++++ Provided data ++++
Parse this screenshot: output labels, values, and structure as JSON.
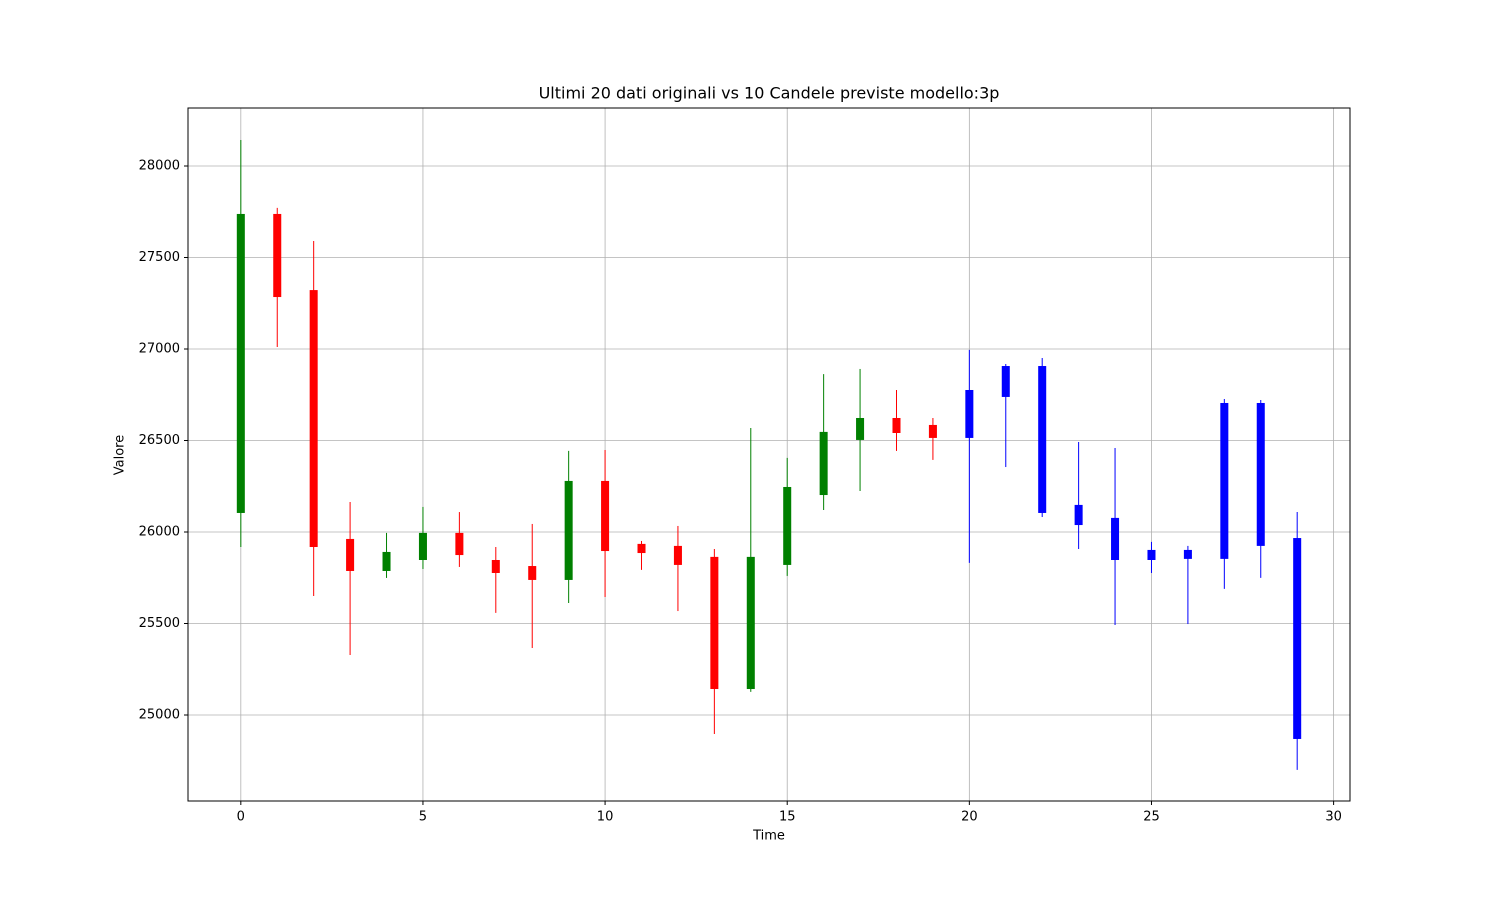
{
  "chart_data": {
    "type": "candlestick",
    "title": "Ultimi 20 dati originali vs 10 Candele previste modello:3p",
    "x_label": "Time",
    "y_label": "Valore",
    "xlim": [
      -1.45,
      30.45
    ],
    "ylim": [
      24530,
      28317
    ],
    "xticks": [
      0,
      5,
      10,
      15,
      20,
      25,
      30
    ],
    "yticks": [
      25000,
      25500,
      26000,
      26500,
      27000,
      27500,
      28000
    ],
    "grid": true,
    "original": {
      "up_color": "green",
      "down_color": "red",
      "x": [
        0,
        1,
        2,
        3,
        4,
        5,
        6,
        7,
        8,
        9,
        10,
        11,
        12,
        13,
        14,
        15,
        16,
        17,
        18,
        19
      ],
      "open": [
        26104,
        27738,
        27322,
        25962,
        25787,
        25847,
        25995,
        25847,
        25814,
        25738,
        26279,
        25935,
        25924,
        25864,
        25142,
        25820,
        26202,
        26503,
        26623,
        26585
      ],
      "high": [
        28142,
        27771,
        27590,
        26164,
        25995,
        26137,
        26109,
        25918,
        26044,
        26443,
        26448,
        25951,
        26033,
        25907,
        26568,
        26405,
        26863,
        26891,
        26776,
        26623
      ],
      "low": [
        25918,
        27011,
        25650,
        25328,
        25749,
        25798,
        25809,
        25558,
        25366,
        25612,
        25645,
        25793,
        25568,
        24896,
        25126,
        25760,
        26120,
        26224,
        26443,
        26394
      ],
      "close": [
        27738,
        27284,
        25918,
        25787,
        25891,
        25995,
        25874,
        25776,
        25738,
        26279,
        25896,
        25885,
        25820,
        25142,
        25864,
        26246,
        26547,
        26623,
        26541,
        26514
      ]
    },
    "predicted": {
      "color": "blue",
      "x": [
        20,
        21,
        22,
        23,
        24,
        25,
        26,
        27,
        28,
        29
      ],
      "open": [
        26776,
        26907,
        26907,
        26148,
        26077,
        25902,
        25902,
        26705,
        26705,
        25967
      ],
      "high": [
        26995,
        26918,
        26951,
        26492,
        26459,
        25946,
        25924,
        26727,
        26721,
        26109
      ],
      "low": [
        25831,
        26355,
        26082,
        25907,
        25492,
        25776,
        25497,
        25689,
        25749,
        24700
      ],
      "close": [
        26514,
        26738,
        26104,
        26038,
        25847,
        25847,
        25853,
        25853,
        25924,
        24869
      ]
    }
  }
}
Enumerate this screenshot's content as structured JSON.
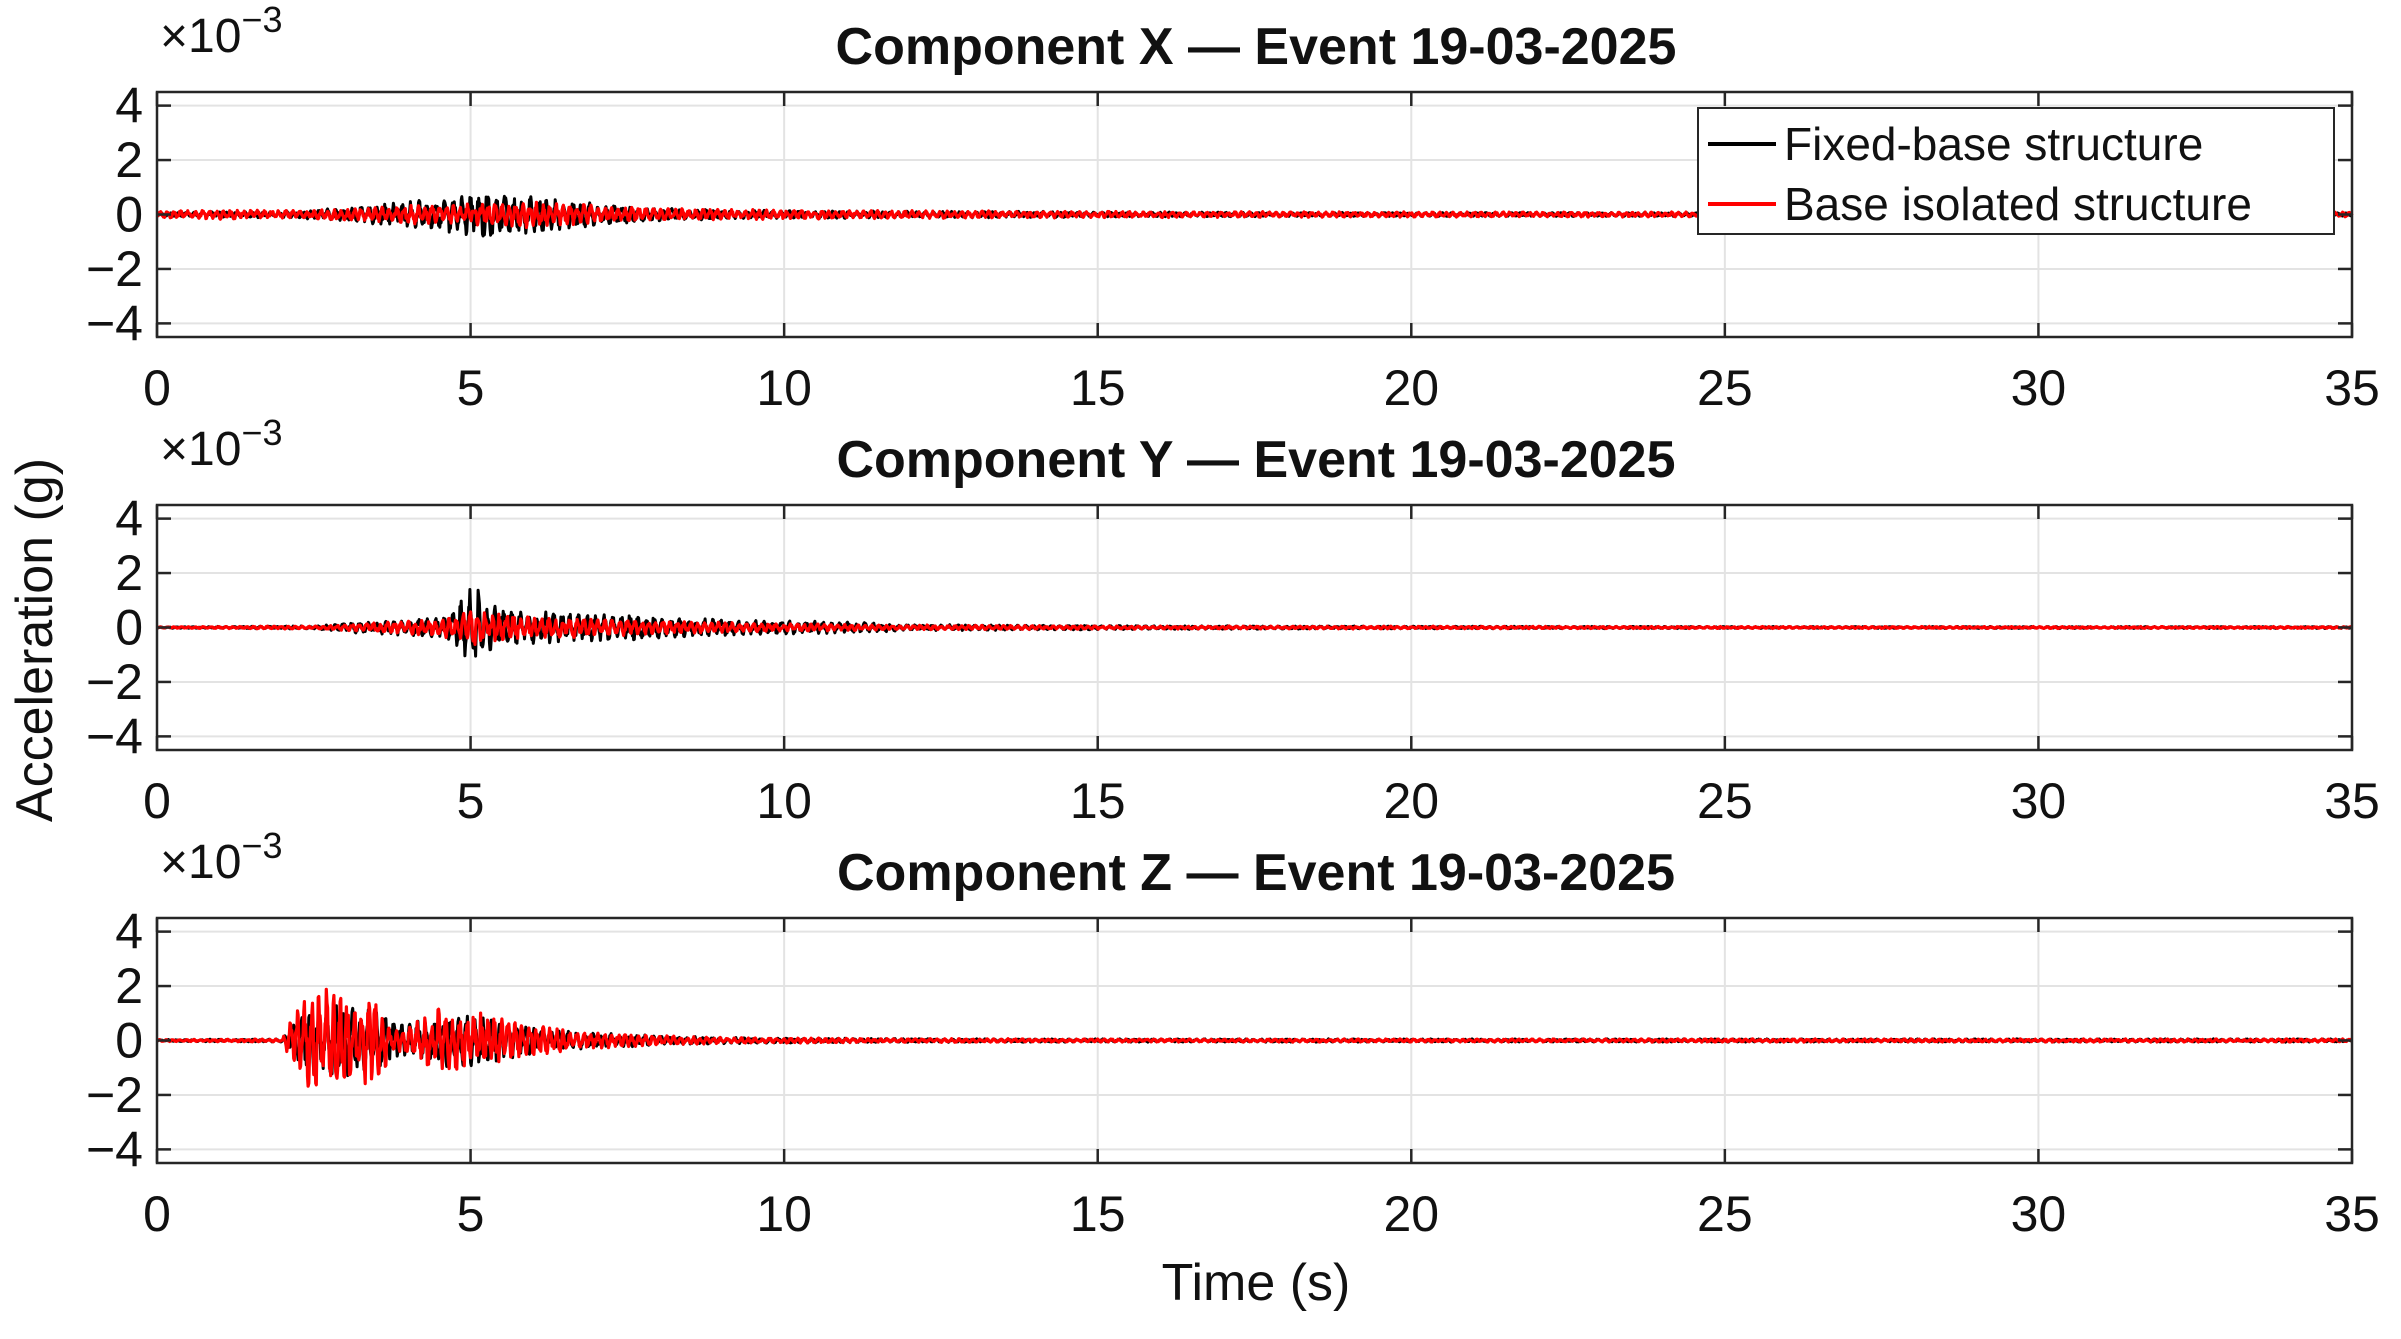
++++
*Problem description*: Working from the material above, transcribe it exactly while omitting pictures.

*Response for this exercise*:
Parse this screenshot: output labels, values, and structure as JSON.
{
  "chart_data": {
    "type": "candlestick",
    "title": "Ultimi 20 dati originali vs 10 Candele previste modello:3p",
    "x_label": "Time",
    "y_label": "Valore",
    "xlim": [
      -1.45,
      30.45
    ],
    "ylim": [
      24530,
      28317
    ],
    "xticks": [
      0,
      5,
      10,
      15,
      20,
      25,
      30
    ],
    "yticks": [
      25000,
      25500,
      26000,
      26500,
      27000,
      27500,
      28000
    ],
    "grid": true,
    "original": {
      "up_color": "green",
      "down_color": "red",
      "x": [
        0,
        1,
        2,
        3,
        4,
        5,
        6,
        7,
        8,
        9,
        10,
        11,
        12,
        13,
        14,
        15,
        16,
        17,
        18,
        19
      ],
      "open": [
        26104,
        27738,
        27322,
        25962,
        25787,
        25847,
        25995,
        25847,
        25814,
        25738,
        26279,
        25935,
        25924,
        25864,
        25142,
        25820,
        26202,
        26503,
        26623,
        26585
      ],
      "high": [
        28142,
        27771,
        27590,
        26164,
        25995,
        26137,
        26109,
        25918,
        26044,
        26443,
        26448,
        25951,
        26033,
        25907,
        26568,
        26405,
        26863,
        26891,
        26776,
        26623
      ],
      "low": [
        25918,
        27011,
        25650,
        25328,
        25749,
        25798,
        25809,
        25558,
        25366,
        25612,
        25645,
        25793,
        25568,
        24896,
        25126,
        25760,
        26120,
        26224,
        26443,
        26394
      ],
      "close": [
        27738,
        27284,
        25918,
        25787,
        25891,
        25995,
        25874,
        25776,
        25738,
        26279,
        25896,
        25885,
        25820,
        25142,
        25864,
        26246,
        26547,
        26623,
        26541,
        26514
      ]
    },
    "predicted": {
      "color": "blue",
      "x": [
        20,
        21,
        22,
        23,
        24,
        25,
        26,
        27,
        28,
        29
      ],
      "open": [
        26776,
        26907,
        26907,
        26148,
        26077,
        25902,
        25902,
        26705,
        26705,
        25967
      ],
      "high": [
        26995,
        26918,
        26951,
        26492,
        26459,
        25946,
        25924,
        26727,
        26721,
        26109
      ],
      "low": [
        25831,
        26355,
        26082,
        25907,
        25492,
        25776,
        25497,
        25689,
        25749,
        24700
      ],
      "close": [
        26514,
        26738,
        26104,
        26038,
        25847,
        25847,
        25853,
        25853,
        25924,
        24869
      ]
    }
  }
}
Enumerate this screenshot's content as structured JSON.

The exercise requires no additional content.